§ DATA FOR THIS EXERCISE:
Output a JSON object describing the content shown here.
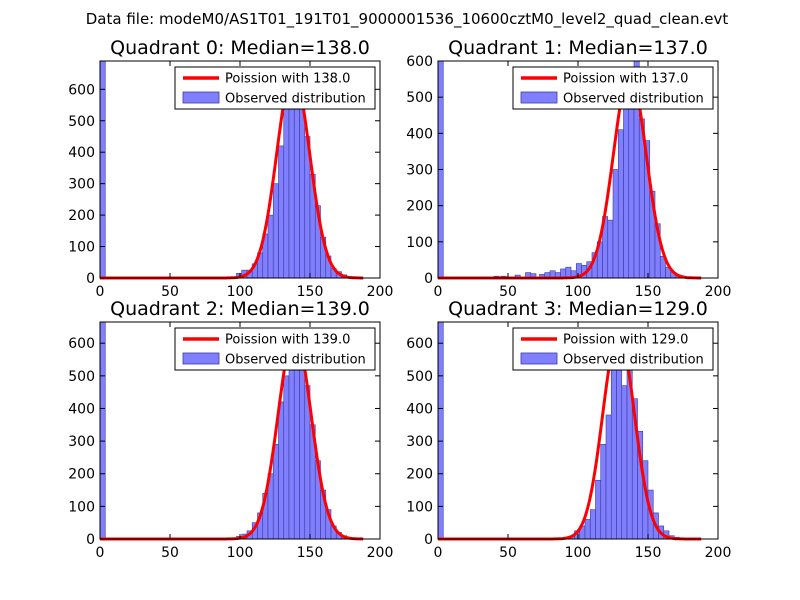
{
  "suptitle": "Data file: modeM0/AS1T01_191T01_9000001536_10600cztM0_level2_quad_clean.evt",
  "colors": {
    "bar_fill": "#8080ff",
    "bar_edge": "#3a3aa0",
    "curve": "#ff0000"
  },
  "chart_data": [
    {
      "type": "bar",
      "title": "Quadrant 0: Median=138.0",
      "xlim": [
        0,
        200
      ],
      "ylim": [
        0,
        690
      ],
      "xticks": [
        0,
        50,
        100,
        150,
        200
      ],
      "yticks": [
        0,
        100,
        200,
        300,
        400,
        500,
        600
      ],
      "legend": [
        "Poission with 138.0",
        "Observed distribution"
      ],
      "legend_position": "top-right",
      "poisson_mean": 138.0,
      "poisson_peak": 655,
      "bin_width": 3.75,
      "bins": [
        [
          0,
          690
        ],
        [
          97.5,
          15
        ],
        [
          101.25,
          25
        ],
        [
          105,
          25
        ],
        [
          108.75,
          45
        ],
        [
          112.5,
          80
        ],
        [
          116.25,
          140
        ],
        [
          120,
          200
        ],
        [
          123.75,
          300
        ],
        [
          127.5,
          420
        ],
        [
          131.25,
          540
        ],
        [
          135,
          600
        ],
        [
          138.75,
          560
        ],
        [
          142.5,
          640
        ],
        [
          146.25,
          450
        ],
        [
          150,
          330
        ],
        [
          153.75,
          230
        ],
        [
          157.5,
          130
        ],
        [
          161.25,
          70
        ],
        [
          165,
          30
        ],
        [
          168.75,
          20
        ],
        [
          172.5,
          10
        ],
        [
          176.25,
          5
        ],
        [
          180,
          3
        ]
      ]
    },
    {
      "type": "bar",
      "title": "Quadrant 1: Median=137.0",
      "xlim": [
        0,
        200
      ],
      "ylim": [
        0,
        600
      ],
      "xticks": [
        0,
        50,
        100,
        150,
        200
      ],
      "yticks": [
        0,
        100,
        200,
        300,
        400,
        500,
        600
      ],
      "legend": [
        "Poission with 137.0",
        "Observed distribution"
      ],
      "legend_position": "top-right",
      "poisson_mean": 137.0,
      "poisson_peak": 565,
      "bin_width": 3.75,
      "bins": [
        [
          0,
          600
        ],
        [
          40,
          5
        ],
        [
          45,
          5
        ],
        [
          55,
          8
        ],
        [
          62.5,
          15
        ],
        [
          66.25,
          12
        ],
        [
          72.5,
          10
        ],
        [
          76.25,
          15
        ],
        [
          80,
          20
        ],
        [
          83.75,
          15
        ],
        [
          87.5,
          25
        ],
        [
          91.25,
          30
        ],
        [
          95,
          20
        ],
        [
          98.75,
          40
        ],
        [
          102.5,
          35
        ],
        [
          106.25,
          45
        ],
        [
          110,
          70
        ],
        [
          113.75,
          100
        ],
        [
          117.5,
          170
        ],
        [
          121.25,
          160
        ],
        [
          125,
          300
        ],
        [
          128.75,
          410
        ],
        [
          132.5,
          500
        ],
        [
          136.25,
          570
        ],
        [
          140,
          600
        ],
        [
          143.75,
          440
        ],
        [
          147.5,
          380
        ],
        [
          151.25,
          240
        ],
        [
          155,
          150
        ],
        [
          158.75,
          60
        ],
        [
          162.5,
          30
        ],
        [
          166.25,
          15
        ],
        [
          170,
          8
        ],
        [
          173.75,
          5
        ]
      ]
    },
    {
      "type": "bar",
      "title": "Quadrant 2: Median=139.0",
      "xlim": [
        0,
        200
      ],
      "ylim": [
        0,
        665
      ],
      "xticks": [
        0,
        50,
        100,
        150,
        200
      ],
      "yticks": [
        0,
        100,
        200,
        300,
        400,
        500,
        600
      ],
      "legend": [
        "Poission with 139.0",
        "Observed distribution"
      ],
      "legend_position": "top-right",
      "poisson_mean": 139.0,
      "poisson_peak": 630,
      "bin_width": 3.75,
      "bins": [
        [
          0,
          665
        ],
        [
          97.5,
          8
        ],
        [
          101.25,
          15
        ],
        [
          105,
          25
        ],
        [
          108.75,
          50
        ],
        [
          112.5,
          80
        ],
        [
          116.25,
          140
        ],
        [
          120,
          200
        ],
        [
          123.75,
          290
        ],
        [
          127.5,
          420
        ],
        [
          131.25,
          500
        ],
        [
          135,
          580
        ],
        [
          138.75,
          520
        ],
        [
          142.5,
          610
        ],
        [
          146.25,
          470
        ],
        [
          150,
          350
        ],
        [
          153.75,
          240
        ],
        [
          157.5,
          150
        ],
        [
          161.25,
          90
        ],
        [
          165,
          40
        ],
        [
          168.75,
          20
        ],
        [
          172.5,
          10
        ],
        [
          176.25,
          5
        ],
        [
          180,
          3
        ]
      ]
    },
    {
      "type": "bar",
      "title": "Quadrant 3: Median=129.0",
      "xlim": [
        0,
        200
      ],
      "ylim": [
        0,
        665
      ],
      "xticks": [
        0,
        50,
        100,
        150,
        200
      ],
      "yticks": [
        0,
        100,
        200,
        300,
        400,
        500,
        600
      ],
      "legend": [
        "Poission with 129.0",
        "Observed distribution"
      ],
      "legend_position": "top-right",
      "poisson_mean": 129.0,
      "poisson_peak": 630,
      "bin_width": 3.75,
      "bins": [
        [
          0,
          665
        ],
        [
          90,
          5
        ],
        [
          93.75,
          8
        ],
        [
          97.5,
          25
        ],
        [
          101.25,
          40
        ],
        [
          105,
          60
        ],
        [
          108.75,
          90
        ],
        [
          112.5,
          180
        ],
        [
          116.25,
          290
        ],
        [
          120,
          380
        ],
        [
          123.75,
          530
        ],
        [
          127.5,
          550
        ],
        [
          131.25,
          470
        ],
        [
          135,
          550
        ],
        [
          138.75,
          430
        ],
        [
          142.5,
          330
        ],
        [
          146.25,
          240
        ],
        [
          150,
          150
        ],
        [
          153.75,
          80
        ],
        [
          157.5,
          40
        ],
        [
          161.25,
          25
        ],
        [
          165,
          10
        ],
        [
          168.75,
          5
        ],
        [
          172.5,
          3
        ]
      ]
    }
  ]
}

§ WHAT YOU NEED TO DO:
Transcribe the records word for word and include no pictures.

§ SOLUTION TO THE PROBLEM:
Output a JSON object describing the content shown here.
{
  "suptitle": "Data file: modeM0/AS1T01_191T01_9000001536_10600cztM0_level2_quad_clean.evt",
  "colors": {
    "bar_fill": "#8080ff",
    "bar_edge": "#3a3aa0",
    "curve": "#ff0000"
  },
  "chart_data": [
    {
      "type": "bar",
      "title": "Quadrant 0: Median=138.0",
      "xlim": [
        0,
        200
      ],
      "ylim": [
        0,
        690
      ],
      "xticks": [
        0,
        50,
        100,
        150,
        200
      ],
      "yticks": [
        0,
        100,
        200,
        300,
        400,
        500,
        600
      ],
      "legend": [
        "Poission with 138.0",
        "Observed distribution"
      ],
      "legend_position": "top-right",
      "poisson_mean": 138.0,
      "poisson_peak": 655,
      "bin_width": 3.75,
      "bins": [
        [
          0,
          690
        ],
        [
          97.5,
          15
        ],
        [
          101.25,
          25
        ],
        [
          105,
          25
        ],
        [
          108.75,
          45
        ],
        [
          112.5,
          80
        ],
        [
          116.25,
          140
        ],
        [
          120,
          200
        ],
        [
          123.75,
          300
        ],
        [
          127.5,
          420
        ],
        [
          131.25,
          540
        ],
        [
          135,
          600
        ],
        [
          138.75,
          560
        ],
        [
          142.5,
          640
        ],
        [
          146.25,
          450
        ],
        [
          150,
          330
        ],
        [
          153.75,
          230
        ],
        [
          157.5,
          130
        ],
        [
          161.25,
          70
        ],
        [
          165,
          30
        ],
        [
          168.75,
          20
        ],
        [
          172.5,
          10
        ],
        [
          176.25,
          5
        ],
        [
          180,
          3
        ]
      ]
    },
    {
      "type": "bar",
      "title": "Quadrant 1: Median=137.0",
      "xlim": [
        0,
        200
      ],
      "ylim": [
        0,
        600
      ],
      "xticks": [
        0,
        50,
        100,
        150,
        200
      ],
      "yticks": [
        0,
        100,
        200,
        300,
        400,
        500,
        600
      ],
      "legend": [
        "Poission with 137.0",
        "Observed distribution"
      ],
      "legend_position": "top-right",
      "poisson_mean": 137.0,
      "poisson_peak": 565,
      "bin_width": 3.75,
      "bins": [
        [
          0,
          600
        ],
        [
          40,
          5
        ],
        [
          45,
          5
        ],
        [
          55,
          8
        ],
        [
          62.5,
          15
        ],
        [
          66.25,
          12
        ],
        [
          72.5,
          10
        ],
        [
          76.25,
          15
        ],
        [
          80,
          20
        ],
        [
          83.75,
          15
        ],
        [
          87.5,
          25
        ],
        [
          91.25,
          30
        ],
        [
          95,
          20
        ],
        [
          98.75,
          40
        ],
        [
          102.5,
          35
        ],
        [
          106.25,
          45
        ],
        [
          110,
          70
        ],
        [
          113.75,
          100
        ],
        [
          117.5,
          170
        ],
        [
          121.25,
          160
        ],
        [
          125,
          300
        ],
        [
          128.75,
          410
        ],
        [
          132.5,
          500
        ],
        [
          136.25,
          570
        ],
        [
          140,
          600
        ],
        [
          143.75,
          440
        ],
        [
          147.5,
          380
        ],
        [
          151.25,
          240
        ],
        [
          155,
          150
        ],
        [
          158.75,
          60
        ],
        [
          162.5,
          30
        ],
        [
          166.25,
          15
        ],
        [
          170,
          8
        ],
        [
          173.75,
          5
        ]
      ]
    },
    {
      "type": "bar",
      "title": "Quadrant 2: Median=139.0",
      "xlim": [
        0,
        200
      ],
      "ylim": [
        0,
        665
      ],
      "xticks": [
        0,
        50,
        100,
        150,
        200
      ],
      "yticks": [
        0,
        100,
        200,
        300,
        400,
        500,
        600
      ],
      "legend": [
        "Poission with 139.0",
        "Observed distribution"
      ],
      "legend_position": "top-right",
      "poisson_mean": 139.0,
      "poisson_peak": 630,
      "bin_width": 3.75,
      "bins": [
        [
          0,
          665
        ],
        [
          97.5,
          8
        ],
        [
          101.25,
          15
        ],
        [
          105,
          25
        ],
        [
          108.75,
          50
        ],
        [
          112.5,
          80
        ],
        [
          116.25,
          140
        ],
        [
          120,
          200
        ],
        [
          123.75,
          290
        ],
        [
          127.5,
          420
        ],
        [
          131.25,
          500
        ],
        [
          135,
          580
        ],
        [
          138.75,
          520
        ],
        [
          142.5,
          610
        ],
        [
          146.25,
          470
        ],
        [
          150,
          350
        ],
        [
          153.75,
          240
        ],
        [
          157.5,
          150
        ],
        [
          161.25,
          90
        ],
        [
          165,
          40
        ],
        [
          168.75,
          20
        ],
        [
          172.5,
          10
        ],
        [
          176.25,
          5
        ],
        [
          180,
          3
        ]
      ]
    },
    {
      "type": "bar",
      "title": "Quadrant 3: Median=129.0",
      "xlim": [
        0,
        200
      ],
      "ylim": [
        0,
        665
      ],
      "xticks": [
        0,
        50,
        100,
        150,
        200
      ],
      "yticks": [
        0,
        100,
        200,
        300,
        400,
        500,
        600
      ],
      "legend": [
        "Poission with 129.0",
        "Observed distribution"
      ],
      "legend_position": "top-right",
      "poisson_mean": 129.0,
      "poisson_peak": 630,
      "bin_width": 3.75,
      "bins": [
        [
          0,
          665
        ],
        [
          90,
          5
        ],
        [
          93.75,
          8
        ],
        [
          97.5,
          25
        ],
        [
          101.25,
          40
        ],
        [
          105,
          60
        ],
        [
          108.75,
          90
        ],
        [
          112.5,
          180
        ],
        [
          116.25,
          290
        ],
        [
          120,
          380
        ],
        [
          123.75,
          530
        ],
        [
          127.5,
          550
        ],
        [
          131.25,
          470
        ],
        [
          135,
          550
        ],
        [
          138.75,
          430
        ],
        [
          142.5,
          330
        ],
        [
          146.25,
          240
        ],
        [
          150,
          150
        ],
        [
          153.75,
          80
        ],
        [
          157.5,
          40
        ],
        [
          161.25,
          25
        ],
        [
          165,
          10
        ],
        [
          168.75,
          5
        ],
        [
          172.5,
          3
        ]
      ]
    }
  ]
}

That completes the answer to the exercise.